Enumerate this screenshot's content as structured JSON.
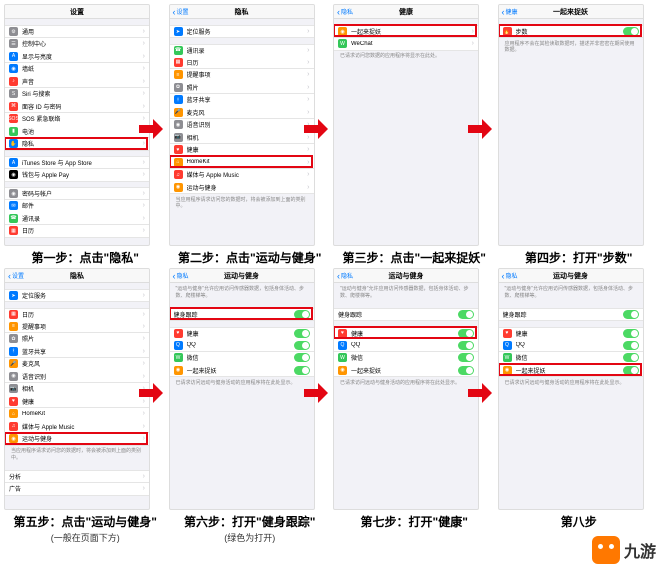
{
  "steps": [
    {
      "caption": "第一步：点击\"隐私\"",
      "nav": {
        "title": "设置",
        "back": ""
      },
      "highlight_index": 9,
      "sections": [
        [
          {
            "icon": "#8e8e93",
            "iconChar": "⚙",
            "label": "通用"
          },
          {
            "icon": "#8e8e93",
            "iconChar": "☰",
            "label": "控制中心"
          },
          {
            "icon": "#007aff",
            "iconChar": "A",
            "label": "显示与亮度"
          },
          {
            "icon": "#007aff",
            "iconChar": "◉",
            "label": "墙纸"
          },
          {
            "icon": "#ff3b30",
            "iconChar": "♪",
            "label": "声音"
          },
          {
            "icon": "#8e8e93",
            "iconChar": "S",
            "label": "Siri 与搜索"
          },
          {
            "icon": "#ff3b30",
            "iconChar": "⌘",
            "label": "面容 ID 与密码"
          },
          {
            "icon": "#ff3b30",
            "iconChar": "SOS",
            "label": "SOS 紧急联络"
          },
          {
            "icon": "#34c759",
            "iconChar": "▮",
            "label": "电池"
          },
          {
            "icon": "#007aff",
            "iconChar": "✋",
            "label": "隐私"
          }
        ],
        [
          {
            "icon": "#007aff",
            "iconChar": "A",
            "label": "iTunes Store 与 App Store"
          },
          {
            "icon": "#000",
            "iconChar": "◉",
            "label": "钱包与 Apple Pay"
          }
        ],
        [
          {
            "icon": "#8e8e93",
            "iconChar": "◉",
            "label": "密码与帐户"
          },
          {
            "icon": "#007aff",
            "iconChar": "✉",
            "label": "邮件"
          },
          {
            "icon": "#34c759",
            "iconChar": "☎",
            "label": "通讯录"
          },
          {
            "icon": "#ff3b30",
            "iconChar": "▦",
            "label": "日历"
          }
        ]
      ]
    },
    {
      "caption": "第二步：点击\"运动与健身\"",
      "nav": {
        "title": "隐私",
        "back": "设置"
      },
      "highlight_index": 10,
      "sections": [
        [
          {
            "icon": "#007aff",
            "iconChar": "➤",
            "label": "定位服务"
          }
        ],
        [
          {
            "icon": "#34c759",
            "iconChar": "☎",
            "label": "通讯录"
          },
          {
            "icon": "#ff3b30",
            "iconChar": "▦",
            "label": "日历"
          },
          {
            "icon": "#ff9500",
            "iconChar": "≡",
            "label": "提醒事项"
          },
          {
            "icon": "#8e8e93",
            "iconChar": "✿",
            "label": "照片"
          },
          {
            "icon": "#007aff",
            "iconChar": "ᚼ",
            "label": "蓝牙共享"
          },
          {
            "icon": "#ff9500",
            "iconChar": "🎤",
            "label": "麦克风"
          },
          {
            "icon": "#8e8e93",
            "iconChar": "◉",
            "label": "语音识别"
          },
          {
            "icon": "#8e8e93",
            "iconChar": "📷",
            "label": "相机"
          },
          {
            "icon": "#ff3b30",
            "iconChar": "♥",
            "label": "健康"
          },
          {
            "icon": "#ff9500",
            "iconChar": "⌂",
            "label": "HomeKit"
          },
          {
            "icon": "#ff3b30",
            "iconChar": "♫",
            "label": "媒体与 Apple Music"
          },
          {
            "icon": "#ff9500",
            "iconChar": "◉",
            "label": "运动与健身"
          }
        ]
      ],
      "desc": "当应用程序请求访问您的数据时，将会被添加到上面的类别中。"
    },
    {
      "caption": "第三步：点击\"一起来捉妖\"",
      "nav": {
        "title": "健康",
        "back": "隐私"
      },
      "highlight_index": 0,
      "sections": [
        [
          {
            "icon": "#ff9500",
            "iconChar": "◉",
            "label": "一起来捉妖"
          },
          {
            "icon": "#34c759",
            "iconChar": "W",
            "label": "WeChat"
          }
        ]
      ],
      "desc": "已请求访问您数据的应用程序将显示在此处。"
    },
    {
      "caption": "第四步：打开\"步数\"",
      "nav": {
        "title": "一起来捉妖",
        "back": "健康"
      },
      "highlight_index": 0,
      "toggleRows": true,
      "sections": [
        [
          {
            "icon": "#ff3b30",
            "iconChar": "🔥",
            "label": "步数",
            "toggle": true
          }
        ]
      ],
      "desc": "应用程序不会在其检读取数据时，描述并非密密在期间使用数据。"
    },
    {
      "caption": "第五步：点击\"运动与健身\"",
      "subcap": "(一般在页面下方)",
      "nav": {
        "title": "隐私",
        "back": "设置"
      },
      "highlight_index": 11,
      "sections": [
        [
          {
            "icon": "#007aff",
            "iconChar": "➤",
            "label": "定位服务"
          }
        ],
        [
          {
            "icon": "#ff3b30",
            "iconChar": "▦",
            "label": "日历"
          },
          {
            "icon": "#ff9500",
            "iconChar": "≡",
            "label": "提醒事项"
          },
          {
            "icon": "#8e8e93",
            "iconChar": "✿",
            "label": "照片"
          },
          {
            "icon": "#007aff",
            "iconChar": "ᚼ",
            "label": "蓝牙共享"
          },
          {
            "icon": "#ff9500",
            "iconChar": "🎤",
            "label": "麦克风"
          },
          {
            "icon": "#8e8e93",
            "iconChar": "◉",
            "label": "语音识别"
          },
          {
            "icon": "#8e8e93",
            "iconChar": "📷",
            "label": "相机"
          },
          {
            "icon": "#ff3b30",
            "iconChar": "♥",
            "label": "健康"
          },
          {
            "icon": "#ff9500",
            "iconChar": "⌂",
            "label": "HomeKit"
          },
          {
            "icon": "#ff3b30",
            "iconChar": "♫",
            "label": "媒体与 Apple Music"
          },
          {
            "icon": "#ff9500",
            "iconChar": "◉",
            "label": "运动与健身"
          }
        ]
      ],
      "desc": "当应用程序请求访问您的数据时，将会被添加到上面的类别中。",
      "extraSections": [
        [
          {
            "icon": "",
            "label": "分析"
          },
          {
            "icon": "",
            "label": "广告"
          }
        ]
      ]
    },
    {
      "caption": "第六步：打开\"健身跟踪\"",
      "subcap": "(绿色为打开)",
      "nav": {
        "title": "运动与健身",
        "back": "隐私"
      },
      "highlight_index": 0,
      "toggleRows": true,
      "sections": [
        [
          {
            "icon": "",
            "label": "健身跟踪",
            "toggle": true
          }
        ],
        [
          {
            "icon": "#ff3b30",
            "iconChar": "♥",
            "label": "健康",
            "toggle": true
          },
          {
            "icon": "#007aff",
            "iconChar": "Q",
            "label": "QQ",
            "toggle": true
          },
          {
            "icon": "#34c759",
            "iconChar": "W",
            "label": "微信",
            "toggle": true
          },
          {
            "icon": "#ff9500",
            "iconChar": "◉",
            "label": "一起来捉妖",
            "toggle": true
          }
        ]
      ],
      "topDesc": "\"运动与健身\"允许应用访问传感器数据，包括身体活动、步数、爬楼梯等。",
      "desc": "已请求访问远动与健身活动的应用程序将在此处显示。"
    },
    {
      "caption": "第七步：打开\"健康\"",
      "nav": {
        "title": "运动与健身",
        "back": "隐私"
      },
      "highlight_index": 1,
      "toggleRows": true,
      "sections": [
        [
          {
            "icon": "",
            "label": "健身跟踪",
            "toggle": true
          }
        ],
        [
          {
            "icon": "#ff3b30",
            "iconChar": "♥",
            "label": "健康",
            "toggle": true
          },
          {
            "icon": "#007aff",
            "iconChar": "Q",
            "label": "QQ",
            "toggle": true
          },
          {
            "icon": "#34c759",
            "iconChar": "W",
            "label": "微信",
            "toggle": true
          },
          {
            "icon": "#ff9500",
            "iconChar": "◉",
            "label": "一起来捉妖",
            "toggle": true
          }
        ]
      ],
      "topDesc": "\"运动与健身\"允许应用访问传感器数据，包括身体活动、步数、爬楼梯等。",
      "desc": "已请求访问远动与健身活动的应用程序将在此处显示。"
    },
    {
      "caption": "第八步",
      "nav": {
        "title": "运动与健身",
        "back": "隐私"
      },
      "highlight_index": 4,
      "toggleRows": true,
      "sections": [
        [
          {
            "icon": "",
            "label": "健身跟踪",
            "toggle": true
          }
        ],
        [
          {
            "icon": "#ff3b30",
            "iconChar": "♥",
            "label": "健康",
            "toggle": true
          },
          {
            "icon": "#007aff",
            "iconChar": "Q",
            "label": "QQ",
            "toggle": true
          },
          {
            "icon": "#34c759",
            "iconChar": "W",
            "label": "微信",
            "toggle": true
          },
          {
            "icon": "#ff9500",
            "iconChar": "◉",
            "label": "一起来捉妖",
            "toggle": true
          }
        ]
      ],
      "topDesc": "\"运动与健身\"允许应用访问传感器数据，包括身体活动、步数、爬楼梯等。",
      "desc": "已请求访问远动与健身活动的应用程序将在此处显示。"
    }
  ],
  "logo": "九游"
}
========================
**Written request**
In the records above, locate the lines holding the word "将会被添加到上面的类别中". Copy each of them.

**Solution**
      "desc": "当应用程序请求访问您的数据时，将会被添加到上面的类别中。"
      "desc": "当应用程序请求访问您的数据时，将会被添加到上面的类别中。",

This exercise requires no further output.